Please output the lines shown below exactly as they appear.

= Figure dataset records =
=-=-=-=-=
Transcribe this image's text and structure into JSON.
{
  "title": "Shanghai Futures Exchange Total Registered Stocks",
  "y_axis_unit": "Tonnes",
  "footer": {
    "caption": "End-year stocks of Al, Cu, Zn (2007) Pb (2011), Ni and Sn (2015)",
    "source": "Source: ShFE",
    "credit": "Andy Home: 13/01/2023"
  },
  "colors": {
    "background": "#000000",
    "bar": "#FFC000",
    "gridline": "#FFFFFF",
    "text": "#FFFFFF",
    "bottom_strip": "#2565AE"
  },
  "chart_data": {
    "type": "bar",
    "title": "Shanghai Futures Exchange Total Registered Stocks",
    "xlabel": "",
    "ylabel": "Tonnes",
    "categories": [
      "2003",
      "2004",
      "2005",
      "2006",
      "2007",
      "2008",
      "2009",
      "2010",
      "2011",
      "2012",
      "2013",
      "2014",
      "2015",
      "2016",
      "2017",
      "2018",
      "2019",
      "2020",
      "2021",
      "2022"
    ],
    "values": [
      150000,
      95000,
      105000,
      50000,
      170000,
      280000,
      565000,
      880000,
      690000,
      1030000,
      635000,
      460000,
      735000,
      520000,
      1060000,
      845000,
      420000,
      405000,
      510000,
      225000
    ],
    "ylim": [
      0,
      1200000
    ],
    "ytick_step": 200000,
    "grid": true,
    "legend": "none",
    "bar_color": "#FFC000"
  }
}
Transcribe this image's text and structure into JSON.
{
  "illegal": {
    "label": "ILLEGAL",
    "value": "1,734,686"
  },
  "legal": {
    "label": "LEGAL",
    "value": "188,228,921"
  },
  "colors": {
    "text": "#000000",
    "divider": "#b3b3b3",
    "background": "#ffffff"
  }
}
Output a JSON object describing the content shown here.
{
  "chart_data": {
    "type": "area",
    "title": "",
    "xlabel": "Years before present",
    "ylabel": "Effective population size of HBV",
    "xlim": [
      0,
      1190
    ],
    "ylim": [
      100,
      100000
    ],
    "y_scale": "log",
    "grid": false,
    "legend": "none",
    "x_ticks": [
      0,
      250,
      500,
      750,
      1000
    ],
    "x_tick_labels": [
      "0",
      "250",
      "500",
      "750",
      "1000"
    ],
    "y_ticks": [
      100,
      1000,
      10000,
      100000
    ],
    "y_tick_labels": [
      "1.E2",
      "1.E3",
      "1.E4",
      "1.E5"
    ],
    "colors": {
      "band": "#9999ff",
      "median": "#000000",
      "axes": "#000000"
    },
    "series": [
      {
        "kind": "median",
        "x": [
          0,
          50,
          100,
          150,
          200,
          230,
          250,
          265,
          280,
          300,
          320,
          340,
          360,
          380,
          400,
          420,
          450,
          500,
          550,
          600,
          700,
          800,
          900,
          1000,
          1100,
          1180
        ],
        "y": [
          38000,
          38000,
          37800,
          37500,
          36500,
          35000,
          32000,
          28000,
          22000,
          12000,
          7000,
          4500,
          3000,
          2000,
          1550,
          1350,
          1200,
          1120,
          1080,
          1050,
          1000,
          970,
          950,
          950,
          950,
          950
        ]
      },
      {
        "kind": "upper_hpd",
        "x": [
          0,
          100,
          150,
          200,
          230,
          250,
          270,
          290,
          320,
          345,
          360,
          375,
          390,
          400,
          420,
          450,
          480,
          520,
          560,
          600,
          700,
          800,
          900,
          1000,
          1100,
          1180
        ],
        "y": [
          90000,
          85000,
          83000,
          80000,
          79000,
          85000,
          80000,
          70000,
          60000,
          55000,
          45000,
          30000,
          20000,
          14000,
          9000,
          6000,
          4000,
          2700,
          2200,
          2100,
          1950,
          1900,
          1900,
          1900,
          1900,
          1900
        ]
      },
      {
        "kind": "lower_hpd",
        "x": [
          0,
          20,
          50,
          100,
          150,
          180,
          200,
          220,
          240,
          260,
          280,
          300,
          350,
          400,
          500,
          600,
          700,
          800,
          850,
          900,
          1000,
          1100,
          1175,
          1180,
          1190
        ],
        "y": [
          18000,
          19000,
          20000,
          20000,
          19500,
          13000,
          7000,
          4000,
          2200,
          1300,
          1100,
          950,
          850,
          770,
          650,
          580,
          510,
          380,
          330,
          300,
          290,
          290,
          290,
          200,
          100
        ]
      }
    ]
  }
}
=-=-=-=-=
= SOLVED EXERCISE =
Transcribe this image's text and structure into JSON.
{
  "title": "Shanghai Futures Exchange Total Registered Stocks",
  "y_axis_unit": "Tonnes",
  "footer": {
    "caption": "End-year stocks of Al, Cu, Zn (2007) Pb (2011), Ni and Sn (2015)",
    "source": "Source: ShFE",
    "credit": "Andy Home: 13/01/2023"
  },
  "colors": {
    "background": "#000000",
    "bar": "#FFC000",
    "gridline": "#FFFFFF",
    "text": "#FFFFFF",
    "bottom_strip": "#2565AE"
  },
  "chart_data": {
    "type": "bar",
    "title": "Shanghai Futures Exchange Total Registered Stocks",
    "xlabel": "",
    "ylabel": "Tonnes",
    "categories": [
      "2003",
      "2004",
      "2005",
      "2006",
      "2007",
      "2008",
      "2009",
      "2010",
      "2011",
      "2012",
      "2013",
      "2014",
      "2015",
      "2016",
      "2017",
      "2018",
      "2019",
      "2020",
      "2021",
      "2022"
    ],
    "values": [
      150000,
      95000,
      105000,
      50000,
      170000,
      280000,
      565000,
      880000,
      690000,
      1030000,
      635000,
      460000,
      735000,
      520000,
      1060000,
      845000,
      420000,
      405000,
      510000,
      225000
    ],
    "ylim": [
      0,
      1200000
    ],
    "ytick_step": 200000,
    "grid": true,
    "legend": "none",
    "bar_color": "#FFC000"
  }
}
Transcribe this image's text and structure into JSON.
{
  "illegal": {
    "label": "ILLEGAL",
    "value": "1,734,686"
  },
  "legal": {
    "label": "LEGAL",
    "value": "188,228,921"
  },
  "colors": {
    "text": "#000000",
    "divider": "#b3b3b3",
    "background": "#ffffff"
  }
}
Output a JSON object describing the content shown here.
{
  "chart_data": {
    "type": "area",
    "title": "",
    "xlabel": "Years before present",
    "ylabel": "Effective population size of HBV",
    "xlim": [
      0,
      1190
    ],
    "ylim": [
      100,
      100000
    ],
    "y_scale": "log",
    "grid": false,
    "legend": "none",
    "x_ticks": [
      0,
      250,
      500,
      750,
      1000
    ],
    "x_tick_labels": [
      "0",
      "250",
      "500",
      "750",
      "1000"
    ],
    "y_ticks": [
      100,
      1000,
      10000,
      100000
    ],
    "y_tick_labels": [
      "1.E2",
      "1.E3",
      "1.E4",
      "1.E5"
    ],
    "colors": {
      "band": "#9999ff",
      "median": "#000000",
      "axes": "#000000"
    },
    "series": [
      {
        "kind": "median",
        "x": [
          0,
          50,
          100,
          150,
          200,
          230,
          250,
          265,
          280,
          300,
          320,
          340,
          360,
          380,
          400,
          420,
          450,
          500,
          550,
          600,
          700,
          800,
          900,
          1000,
          1100,
          1180
        ],
        "y": [
          38000,
          38000,
          37800,
          37500,
          36500,
          35000,
          32000,
          28000,
          22000,
          12000,
          7000,
          4500,
          3000,
          2000,
          1550,
          1350,
          1200,
          1120,
          1080,
          1050,
          1000,
          970,
          950,
          950,
          950,
          950
        ]
      },
      {
        "kind": "upper_hpd",
        "x": [
          0,
          100,
          150,
          200,
          230,
          250,
          270,
          290,
          320,
          345,
          360,
          375,
          390,
          400,
          420,
          450,
          480,
          520,
          560,
          600,
          700,
          800,
          900,
          1000,
          1100,
          1180
        ],
        "y": [
          90000,
          85000,
          83000,
          80000,
          79000,
          85000,
          80000,
          70000,
          60000,
          55000,
          45000,
          30000,
          20000,
          14000,
          9000,
          6000,
          4000,
          2700,
          2200,
          2100,
          1950,
          1900,
          1900,
          1900,
          1900,
          1900
        ]
      },
      {
        "kind": "lower_hpd",
        "x": [
          0,
          20,
          50,
          100,
          150,
          180,
          200,
          220,
          240,
          260,
          280,
          300,
          350,
          400,
          500,
          600,
          700,
          800,
          850,
          900,
          1000,
          1100,
          1175,
          1180,
          1190
        ],
        "y": [
          18000,
          19000,
          20000,
          20000,
          19500,
          13000,
          7000,
          4000,
          2200,
          1300,
          1100,
          950,
          850,
          770,
          650,
          580,
          510,
          380,
          330,
          300,
          290,
          290,
          290,
          200,
          100
        ]
      }
    ]
  }
}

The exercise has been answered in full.